# Myford Super 7 Crossslide Woes Info on old post



## sedge (Jun 3, 2015)

I have a problem with lead screw on a Super 7 I am coaxing back into life and found the following while searching
 09-30-2009, 10:38 PM       #5
John S

Join Date: Apr 2008
Posts: 598
Liked 47 Times on 44 Posts


Default Re: Myford Super 7 Crossslide Woes
Dick,
Last week I converted a non powered cross feed S7 as a project for Arc so they can do the kits for both S7 and ML7's.

It can be done on the lathe with a bit of a bracket and the 4 jaw, you need a boring bar that can open the 1/2" hole up to 3/4" and be able to back cut.
all the work is done on the bracket, the rest, screw and dials etc are un touched.

Once adjusted it silky smooth and absolutely no backlash from the bracket.

I still have everything handy so if you want your bracket doing give me a shout and I'll do it and fit the bearings.

John S.
__________________
John Stevenson [ was JohnS the 3rd.]

Nottingham, England 
Is it possible to get information on what needs to be done and what parts are required?
Ken


----------



## Blogwitch (Jun 3, 2015)

Try this Sedge

http://www.arceurotrade.co.uk/projects/MYF001/myford-cstb-mod.html

But as stated in the text, it is not suitable for the Super 7, you would have to work those out for yourself.
I did the same mod to my Atlas 10F, so if I can do it, I am sure you can work it out.

* DATASET EXCERPTS:

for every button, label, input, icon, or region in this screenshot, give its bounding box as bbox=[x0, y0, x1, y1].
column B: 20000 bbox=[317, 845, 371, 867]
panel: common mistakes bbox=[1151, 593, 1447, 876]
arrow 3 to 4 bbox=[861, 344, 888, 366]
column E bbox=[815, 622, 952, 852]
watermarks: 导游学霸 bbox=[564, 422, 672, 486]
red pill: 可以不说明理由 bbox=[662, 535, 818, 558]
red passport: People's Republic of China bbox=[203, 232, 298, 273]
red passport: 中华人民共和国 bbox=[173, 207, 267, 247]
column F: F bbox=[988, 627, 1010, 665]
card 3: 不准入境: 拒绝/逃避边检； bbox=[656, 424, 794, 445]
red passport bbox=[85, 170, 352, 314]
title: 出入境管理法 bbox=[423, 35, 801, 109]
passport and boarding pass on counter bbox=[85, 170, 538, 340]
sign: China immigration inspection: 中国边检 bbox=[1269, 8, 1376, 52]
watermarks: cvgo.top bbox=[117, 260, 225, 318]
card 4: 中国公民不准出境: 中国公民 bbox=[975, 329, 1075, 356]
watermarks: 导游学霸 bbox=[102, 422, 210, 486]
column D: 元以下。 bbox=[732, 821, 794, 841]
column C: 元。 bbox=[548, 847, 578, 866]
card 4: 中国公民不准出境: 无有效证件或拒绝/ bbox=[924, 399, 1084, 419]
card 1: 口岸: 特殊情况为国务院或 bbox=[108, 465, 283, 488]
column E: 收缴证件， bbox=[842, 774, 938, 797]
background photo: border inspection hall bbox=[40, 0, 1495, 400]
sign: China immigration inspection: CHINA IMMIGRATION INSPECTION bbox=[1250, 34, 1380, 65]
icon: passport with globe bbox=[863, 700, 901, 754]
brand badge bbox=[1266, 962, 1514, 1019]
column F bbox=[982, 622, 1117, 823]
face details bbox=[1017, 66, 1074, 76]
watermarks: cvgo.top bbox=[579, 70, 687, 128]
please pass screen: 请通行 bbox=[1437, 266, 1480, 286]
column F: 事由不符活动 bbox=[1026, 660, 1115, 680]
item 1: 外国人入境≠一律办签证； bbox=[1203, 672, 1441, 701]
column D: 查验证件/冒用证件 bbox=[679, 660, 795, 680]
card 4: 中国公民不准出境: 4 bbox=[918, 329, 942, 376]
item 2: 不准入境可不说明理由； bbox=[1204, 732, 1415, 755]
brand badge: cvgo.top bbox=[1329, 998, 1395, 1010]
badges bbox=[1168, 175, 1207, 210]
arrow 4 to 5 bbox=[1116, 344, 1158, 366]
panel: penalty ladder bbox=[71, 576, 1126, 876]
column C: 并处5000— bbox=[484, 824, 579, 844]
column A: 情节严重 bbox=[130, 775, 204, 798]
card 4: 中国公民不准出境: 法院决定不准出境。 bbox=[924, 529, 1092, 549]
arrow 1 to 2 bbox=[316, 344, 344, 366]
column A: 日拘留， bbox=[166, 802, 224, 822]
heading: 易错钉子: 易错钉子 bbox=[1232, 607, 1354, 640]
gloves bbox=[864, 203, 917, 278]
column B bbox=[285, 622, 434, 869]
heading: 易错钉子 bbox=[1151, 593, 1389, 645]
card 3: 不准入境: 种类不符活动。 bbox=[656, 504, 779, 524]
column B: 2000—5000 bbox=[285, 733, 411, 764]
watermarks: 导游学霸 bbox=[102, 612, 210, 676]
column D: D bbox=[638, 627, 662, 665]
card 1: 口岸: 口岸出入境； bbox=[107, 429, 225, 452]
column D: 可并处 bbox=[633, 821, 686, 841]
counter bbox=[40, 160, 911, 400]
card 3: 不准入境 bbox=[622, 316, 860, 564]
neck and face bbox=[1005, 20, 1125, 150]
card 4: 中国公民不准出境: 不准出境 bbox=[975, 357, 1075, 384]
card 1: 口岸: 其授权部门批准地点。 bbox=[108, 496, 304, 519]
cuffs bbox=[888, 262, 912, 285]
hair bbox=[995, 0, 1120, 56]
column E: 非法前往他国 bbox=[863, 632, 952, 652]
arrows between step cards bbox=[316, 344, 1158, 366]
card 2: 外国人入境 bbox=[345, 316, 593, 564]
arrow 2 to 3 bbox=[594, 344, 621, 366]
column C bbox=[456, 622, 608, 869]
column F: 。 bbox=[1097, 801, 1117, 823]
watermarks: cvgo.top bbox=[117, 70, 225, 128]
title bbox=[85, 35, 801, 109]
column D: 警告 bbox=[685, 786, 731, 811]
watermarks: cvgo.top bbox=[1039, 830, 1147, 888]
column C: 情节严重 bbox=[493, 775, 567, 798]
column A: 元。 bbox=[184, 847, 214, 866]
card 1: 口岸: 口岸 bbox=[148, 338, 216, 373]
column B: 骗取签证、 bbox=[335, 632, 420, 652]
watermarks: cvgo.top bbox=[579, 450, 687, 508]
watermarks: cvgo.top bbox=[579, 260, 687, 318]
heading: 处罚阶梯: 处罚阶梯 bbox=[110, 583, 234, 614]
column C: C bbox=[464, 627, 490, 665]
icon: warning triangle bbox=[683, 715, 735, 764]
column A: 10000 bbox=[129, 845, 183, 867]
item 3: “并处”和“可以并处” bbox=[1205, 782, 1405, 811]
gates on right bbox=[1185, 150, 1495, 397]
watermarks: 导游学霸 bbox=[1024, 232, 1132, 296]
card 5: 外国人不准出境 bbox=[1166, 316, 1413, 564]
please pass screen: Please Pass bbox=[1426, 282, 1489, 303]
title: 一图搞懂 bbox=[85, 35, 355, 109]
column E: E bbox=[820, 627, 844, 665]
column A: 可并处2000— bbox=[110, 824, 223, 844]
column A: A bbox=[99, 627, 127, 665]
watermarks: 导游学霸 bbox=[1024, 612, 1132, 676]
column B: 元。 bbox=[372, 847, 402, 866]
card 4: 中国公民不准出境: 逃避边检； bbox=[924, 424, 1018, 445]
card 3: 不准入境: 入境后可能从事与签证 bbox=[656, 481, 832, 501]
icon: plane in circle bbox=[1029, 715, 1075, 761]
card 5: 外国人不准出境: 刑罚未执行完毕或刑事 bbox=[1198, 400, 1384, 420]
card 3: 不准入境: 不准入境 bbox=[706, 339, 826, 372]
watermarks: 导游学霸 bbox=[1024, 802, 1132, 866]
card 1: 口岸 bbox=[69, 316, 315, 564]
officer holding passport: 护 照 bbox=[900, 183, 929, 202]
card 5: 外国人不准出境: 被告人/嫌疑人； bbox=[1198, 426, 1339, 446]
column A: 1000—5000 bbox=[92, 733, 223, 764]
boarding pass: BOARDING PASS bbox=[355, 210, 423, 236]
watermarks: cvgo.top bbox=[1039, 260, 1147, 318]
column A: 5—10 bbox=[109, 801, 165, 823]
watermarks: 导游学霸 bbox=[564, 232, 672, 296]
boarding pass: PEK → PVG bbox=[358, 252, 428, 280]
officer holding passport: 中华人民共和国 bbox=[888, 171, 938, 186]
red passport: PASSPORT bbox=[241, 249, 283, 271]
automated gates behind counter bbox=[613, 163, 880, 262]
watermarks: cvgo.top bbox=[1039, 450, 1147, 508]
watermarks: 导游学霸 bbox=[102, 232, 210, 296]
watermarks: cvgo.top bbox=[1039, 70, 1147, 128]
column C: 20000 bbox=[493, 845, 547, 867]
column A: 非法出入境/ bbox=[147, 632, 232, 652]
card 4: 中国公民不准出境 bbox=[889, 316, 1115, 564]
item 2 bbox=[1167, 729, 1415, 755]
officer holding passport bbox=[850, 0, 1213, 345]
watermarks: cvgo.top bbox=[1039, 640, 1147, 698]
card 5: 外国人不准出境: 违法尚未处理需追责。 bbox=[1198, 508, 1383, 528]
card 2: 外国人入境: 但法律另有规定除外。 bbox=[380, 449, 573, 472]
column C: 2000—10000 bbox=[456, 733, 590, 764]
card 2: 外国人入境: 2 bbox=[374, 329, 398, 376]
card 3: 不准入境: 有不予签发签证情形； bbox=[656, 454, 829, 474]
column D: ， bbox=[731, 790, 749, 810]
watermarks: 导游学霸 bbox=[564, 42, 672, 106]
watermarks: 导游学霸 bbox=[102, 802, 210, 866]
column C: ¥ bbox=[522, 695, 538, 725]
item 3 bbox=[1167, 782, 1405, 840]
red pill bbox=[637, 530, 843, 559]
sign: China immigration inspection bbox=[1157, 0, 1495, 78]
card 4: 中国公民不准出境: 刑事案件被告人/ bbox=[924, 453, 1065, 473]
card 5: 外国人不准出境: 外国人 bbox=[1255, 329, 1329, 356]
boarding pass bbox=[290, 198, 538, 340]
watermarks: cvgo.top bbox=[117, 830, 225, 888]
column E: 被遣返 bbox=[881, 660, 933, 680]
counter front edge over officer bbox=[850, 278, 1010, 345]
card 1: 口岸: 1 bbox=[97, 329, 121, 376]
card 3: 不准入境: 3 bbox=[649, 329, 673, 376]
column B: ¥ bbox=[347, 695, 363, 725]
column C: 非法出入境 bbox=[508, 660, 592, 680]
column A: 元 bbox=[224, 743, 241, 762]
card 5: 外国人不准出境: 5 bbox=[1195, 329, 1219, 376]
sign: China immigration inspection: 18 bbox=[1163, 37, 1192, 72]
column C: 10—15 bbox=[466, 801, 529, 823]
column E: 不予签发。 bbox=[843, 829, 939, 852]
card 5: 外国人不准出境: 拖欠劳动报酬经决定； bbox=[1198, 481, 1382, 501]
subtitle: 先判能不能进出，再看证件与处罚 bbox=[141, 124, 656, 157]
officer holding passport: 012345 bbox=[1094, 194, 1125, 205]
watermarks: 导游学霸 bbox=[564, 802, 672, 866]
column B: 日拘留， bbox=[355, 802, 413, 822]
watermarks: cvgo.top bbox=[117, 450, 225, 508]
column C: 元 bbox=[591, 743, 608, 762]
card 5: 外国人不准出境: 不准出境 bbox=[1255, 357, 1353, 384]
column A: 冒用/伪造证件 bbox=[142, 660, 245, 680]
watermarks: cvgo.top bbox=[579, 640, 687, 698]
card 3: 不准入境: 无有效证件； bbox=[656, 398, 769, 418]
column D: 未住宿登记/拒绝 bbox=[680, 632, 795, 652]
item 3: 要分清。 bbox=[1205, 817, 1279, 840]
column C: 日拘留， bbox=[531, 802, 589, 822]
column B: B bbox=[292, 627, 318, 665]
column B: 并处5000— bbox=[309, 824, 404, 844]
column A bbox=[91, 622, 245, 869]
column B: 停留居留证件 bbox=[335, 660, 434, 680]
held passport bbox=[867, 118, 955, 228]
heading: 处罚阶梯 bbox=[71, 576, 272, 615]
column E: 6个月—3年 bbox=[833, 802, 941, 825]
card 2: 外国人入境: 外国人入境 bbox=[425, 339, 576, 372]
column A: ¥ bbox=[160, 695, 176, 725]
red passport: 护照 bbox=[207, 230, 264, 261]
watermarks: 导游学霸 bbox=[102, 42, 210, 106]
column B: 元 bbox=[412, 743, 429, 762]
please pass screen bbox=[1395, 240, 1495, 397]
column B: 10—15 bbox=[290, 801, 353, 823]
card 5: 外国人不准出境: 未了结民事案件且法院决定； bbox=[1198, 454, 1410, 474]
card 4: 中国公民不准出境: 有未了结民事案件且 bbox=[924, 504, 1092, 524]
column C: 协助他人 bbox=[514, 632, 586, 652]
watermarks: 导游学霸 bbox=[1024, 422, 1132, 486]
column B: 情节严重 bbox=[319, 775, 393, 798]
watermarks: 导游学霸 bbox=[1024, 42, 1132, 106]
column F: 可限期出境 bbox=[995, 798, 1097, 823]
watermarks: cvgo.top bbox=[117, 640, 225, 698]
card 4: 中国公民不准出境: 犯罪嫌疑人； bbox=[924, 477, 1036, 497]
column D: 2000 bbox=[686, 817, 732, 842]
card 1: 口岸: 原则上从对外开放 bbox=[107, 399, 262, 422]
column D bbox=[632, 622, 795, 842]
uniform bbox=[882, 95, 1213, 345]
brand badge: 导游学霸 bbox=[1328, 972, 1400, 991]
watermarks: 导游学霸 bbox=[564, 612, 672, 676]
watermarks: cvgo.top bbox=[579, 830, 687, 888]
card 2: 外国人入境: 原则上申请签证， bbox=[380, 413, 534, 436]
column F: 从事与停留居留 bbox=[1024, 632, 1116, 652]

* REQUIREMENTS:
1. Reproduce the Myford cross-slide thread from "## Blogwitch (Jun" to "work it out.", switching "Atlas 10F" to "ML7".
2. Proceed with the Myford cross-slide thread from the point where it stops.

* IN RESPONSE:
1.
## Blogwitch (Jun 3, 2015)

Try this Sedge

http://www.arceurotrade.co.uk/projects/MYF001/myford-cstb-mod.html

But as stated in the text, it is not suitable for the Super 7, you would have to work those out for yourself.
I did the same mod to my ML7, so if I can do it, I am sure you can work it out.

2.
John


----------



## sedge (Jun 3, 2015)

Hi Blogwitch
I carried out the ArcEuro ML7 mod on the milling slide that I have.
I have been giving it some thought, but was hoping to see how somebody else had approached the problem.
Thanks
Ken


----------



## Blogwitch (Jun 3, 2015)

Actually Ken, I don't think you will get any more info from John S.

He is a friend of mine, and the write up that I pointed to from Arc, and what you used to carry out your mod to your mill was in fact done by him.

I don't think that there is an easier method of doing it, as there are only so many ways you could tackle that job, other than maybe different bearings, but I don't think you could get it done any cheaper.

Best of luck

John


----------



## sedge (Jun 4, 2015)

Hi John
The main bit of info I was after was the bearing sizes that were used.
Ah well back to the drawing board.
Any way thanks for your input.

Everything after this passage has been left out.